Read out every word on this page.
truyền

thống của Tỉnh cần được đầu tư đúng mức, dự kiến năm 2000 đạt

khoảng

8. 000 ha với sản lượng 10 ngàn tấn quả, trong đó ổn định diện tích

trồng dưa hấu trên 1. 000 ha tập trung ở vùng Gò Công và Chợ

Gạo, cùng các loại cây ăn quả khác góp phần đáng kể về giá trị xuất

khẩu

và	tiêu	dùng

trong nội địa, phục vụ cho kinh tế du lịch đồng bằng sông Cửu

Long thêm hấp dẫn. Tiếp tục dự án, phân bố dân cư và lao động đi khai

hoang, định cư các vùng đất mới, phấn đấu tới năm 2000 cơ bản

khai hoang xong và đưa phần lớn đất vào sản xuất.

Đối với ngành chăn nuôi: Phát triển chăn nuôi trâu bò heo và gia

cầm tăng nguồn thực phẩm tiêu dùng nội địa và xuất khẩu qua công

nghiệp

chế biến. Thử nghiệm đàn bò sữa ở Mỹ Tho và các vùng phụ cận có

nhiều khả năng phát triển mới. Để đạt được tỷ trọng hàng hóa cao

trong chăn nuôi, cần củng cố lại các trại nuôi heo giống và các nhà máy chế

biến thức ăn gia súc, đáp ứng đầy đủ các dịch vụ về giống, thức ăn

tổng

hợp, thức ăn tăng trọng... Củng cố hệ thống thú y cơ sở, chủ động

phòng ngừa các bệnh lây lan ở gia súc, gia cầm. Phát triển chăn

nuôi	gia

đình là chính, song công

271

-- -- --

Aim of the exercise: Say how many lines above hold the word "trọng", giving only the count.

Exercise response: 2